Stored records
>>>>>
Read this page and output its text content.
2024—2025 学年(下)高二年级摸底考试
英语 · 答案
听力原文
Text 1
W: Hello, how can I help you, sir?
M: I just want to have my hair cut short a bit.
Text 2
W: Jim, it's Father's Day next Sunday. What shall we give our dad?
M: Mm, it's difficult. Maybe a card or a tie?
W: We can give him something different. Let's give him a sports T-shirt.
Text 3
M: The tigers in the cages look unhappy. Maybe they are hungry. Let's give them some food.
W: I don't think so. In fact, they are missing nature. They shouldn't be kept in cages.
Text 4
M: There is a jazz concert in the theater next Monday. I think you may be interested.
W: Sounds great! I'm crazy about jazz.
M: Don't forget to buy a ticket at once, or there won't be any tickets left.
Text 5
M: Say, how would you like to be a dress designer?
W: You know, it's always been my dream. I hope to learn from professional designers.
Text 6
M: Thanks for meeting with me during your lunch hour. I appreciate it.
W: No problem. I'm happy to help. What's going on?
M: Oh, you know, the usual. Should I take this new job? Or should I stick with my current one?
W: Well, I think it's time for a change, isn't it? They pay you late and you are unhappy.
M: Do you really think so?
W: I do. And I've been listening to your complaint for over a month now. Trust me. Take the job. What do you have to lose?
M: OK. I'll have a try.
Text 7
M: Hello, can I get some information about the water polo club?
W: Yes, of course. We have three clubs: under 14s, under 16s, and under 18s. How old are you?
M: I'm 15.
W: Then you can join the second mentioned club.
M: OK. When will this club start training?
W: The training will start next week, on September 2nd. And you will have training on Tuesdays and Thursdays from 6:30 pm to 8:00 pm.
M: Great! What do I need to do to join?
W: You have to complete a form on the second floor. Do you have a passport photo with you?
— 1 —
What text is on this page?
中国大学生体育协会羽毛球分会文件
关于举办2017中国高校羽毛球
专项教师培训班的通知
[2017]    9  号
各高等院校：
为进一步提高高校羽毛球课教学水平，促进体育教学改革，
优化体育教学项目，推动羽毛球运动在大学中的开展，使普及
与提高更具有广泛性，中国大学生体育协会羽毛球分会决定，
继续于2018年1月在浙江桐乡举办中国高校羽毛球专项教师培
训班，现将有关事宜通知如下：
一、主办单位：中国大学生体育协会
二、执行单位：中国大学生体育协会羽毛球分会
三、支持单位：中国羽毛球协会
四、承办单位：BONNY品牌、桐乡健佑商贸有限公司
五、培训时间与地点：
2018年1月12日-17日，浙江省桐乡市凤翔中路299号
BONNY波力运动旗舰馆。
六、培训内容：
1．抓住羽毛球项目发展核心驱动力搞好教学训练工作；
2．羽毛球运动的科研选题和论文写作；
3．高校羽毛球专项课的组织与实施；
<<<<<
Look through the listing above. Pick out each line with "help" and copy it.

W: Hello, how can I help you, sir?
W: No problem. I'm happy to help. What's going on?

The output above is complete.